Task to complete
Copy every line from the records below that holds the word "xlabel".

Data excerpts
........

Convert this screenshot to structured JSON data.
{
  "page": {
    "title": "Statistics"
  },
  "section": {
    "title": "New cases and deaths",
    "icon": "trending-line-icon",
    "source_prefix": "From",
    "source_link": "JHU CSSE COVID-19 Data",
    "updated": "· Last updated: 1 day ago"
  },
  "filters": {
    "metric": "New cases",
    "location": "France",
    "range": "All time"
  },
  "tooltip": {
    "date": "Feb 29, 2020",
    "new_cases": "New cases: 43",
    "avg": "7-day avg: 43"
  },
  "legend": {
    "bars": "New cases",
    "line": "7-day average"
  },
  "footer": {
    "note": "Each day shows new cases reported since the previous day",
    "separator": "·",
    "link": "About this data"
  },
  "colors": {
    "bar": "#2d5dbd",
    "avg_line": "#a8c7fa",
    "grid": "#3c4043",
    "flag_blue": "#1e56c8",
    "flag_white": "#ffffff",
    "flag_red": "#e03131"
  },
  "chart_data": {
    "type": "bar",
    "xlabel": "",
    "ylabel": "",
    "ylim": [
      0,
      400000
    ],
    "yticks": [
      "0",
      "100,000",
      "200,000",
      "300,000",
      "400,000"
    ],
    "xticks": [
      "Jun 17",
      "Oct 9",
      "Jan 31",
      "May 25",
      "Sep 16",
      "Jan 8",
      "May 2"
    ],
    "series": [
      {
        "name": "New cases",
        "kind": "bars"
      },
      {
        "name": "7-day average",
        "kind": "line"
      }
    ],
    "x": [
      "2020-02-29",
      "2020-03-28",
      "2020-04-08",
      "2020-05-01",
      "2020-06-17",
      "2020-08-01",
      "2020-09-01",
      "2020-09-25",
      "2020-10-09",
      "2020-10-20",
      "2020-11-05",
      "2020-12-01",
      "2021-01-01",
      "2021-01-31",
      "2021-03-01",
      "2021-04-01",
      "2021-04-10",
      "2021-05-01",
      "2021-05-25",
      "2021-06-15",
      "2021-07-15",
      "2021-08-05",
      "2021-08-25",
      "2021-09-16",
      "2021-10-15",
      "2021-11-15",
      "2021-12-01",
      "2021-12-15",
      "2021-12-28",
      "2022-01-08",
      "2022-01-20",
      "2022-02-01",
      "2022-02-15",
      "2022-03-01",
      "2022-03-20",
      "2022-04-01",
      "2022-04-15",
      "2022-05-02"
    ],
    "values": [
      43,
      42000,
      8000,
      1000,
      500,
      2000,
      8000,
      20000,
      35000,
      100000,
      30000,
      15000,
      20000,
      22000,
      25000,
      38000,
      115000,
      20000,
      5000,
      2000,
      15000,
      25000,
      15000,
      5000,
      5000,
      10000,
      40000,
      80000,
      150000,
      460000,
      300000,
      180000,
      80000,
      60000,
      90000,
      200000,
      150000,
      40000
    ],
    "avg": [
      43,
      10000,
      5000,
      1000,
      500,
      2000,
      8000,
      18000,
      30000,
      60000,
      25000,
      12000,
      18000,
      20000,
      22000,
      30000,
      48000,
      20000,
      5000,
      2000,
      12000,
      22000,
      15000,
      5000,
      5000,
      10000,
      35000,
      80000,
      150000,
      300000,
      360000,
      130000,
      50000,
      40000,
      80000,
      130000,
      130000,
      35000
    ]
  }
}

........

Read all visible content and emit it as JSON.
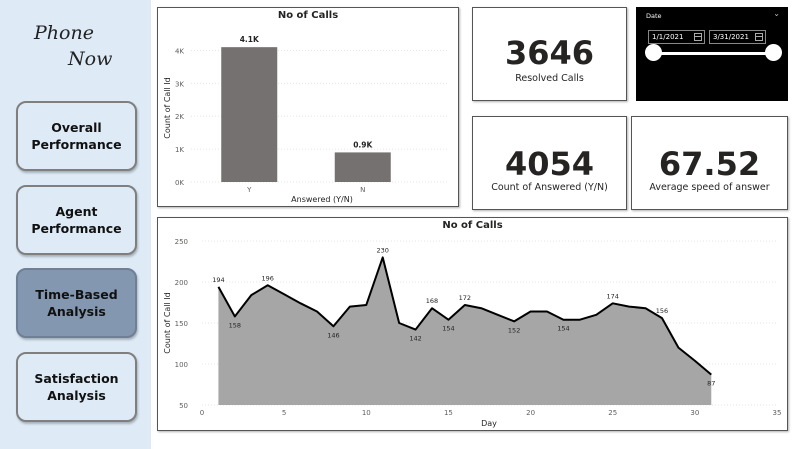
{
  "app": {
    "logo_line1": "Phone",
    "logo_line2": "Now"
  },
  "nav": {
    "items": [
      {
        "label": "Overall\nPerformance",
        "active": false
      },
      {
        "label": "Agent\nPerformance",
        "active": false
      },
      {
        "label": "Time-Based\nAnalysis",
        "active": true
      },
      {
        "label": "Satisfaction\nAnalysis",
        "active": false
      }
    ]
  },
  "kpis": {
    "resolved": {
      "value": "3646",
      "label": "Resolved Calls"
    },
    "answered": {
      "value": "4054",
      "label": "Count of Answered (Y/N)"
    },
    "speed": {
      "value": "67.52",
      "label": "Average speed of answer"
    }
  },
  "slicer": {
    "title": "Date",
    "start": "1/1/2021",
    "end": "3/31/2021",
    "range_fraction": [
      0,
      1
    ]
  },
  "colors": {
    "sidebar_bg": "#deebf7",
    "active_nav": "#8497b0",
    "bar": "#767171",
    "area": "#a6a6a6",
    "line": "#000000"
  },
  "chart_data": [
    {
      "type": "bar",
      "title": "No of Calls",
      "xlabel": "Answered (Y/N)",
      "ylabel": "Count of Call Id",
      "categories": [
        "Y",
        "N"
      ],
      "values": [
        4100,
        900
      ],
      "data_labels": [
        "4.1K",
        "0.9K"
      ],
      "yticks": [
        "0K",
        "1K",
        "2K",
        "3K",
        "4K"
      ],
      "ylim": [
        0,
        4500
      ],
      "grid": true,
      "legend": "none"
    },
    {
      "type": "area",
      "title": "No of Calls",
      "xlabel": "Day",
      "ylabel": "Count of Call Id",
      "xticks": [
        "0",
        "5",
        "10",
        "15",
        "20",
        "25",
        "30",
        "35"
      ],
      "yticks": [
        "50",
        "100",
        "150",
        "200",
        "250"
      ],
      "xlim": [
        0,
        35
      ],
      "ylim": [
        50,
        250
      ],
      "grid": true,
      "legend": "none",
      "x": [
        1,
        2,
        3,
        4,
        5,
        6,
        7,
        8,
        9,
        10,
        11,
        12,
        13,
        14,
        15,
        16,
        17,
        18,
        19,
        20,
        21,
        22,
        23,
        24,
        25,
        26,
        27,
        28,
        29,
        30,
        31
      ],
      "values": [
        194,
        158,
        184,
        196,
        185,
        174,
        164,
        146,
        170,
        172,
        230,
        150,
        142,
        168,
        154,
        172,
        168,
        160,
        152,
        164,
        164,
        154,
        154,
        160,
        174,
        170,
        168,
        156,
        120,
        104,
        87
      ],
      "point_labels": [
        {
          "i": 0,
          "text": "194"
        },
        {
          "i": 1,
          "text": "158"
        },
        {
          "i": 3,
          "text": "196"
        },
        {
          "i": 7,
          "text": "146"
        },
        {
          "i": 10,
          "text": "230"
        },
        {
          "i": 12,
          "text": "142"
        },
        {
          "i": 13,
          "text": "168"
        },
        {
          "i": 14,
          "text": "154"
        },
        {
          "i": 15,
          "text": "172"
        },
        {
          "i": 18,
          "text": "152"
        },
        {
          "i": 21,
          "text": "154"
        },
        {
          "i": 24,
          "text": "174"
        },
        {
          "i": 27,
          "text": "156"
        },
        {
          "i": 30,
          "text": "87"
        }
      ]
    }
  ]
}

........

Answer in full
    "xlabel": "",
      "xlabel": "Answered (Y/N)",
      "xlabel": "Day",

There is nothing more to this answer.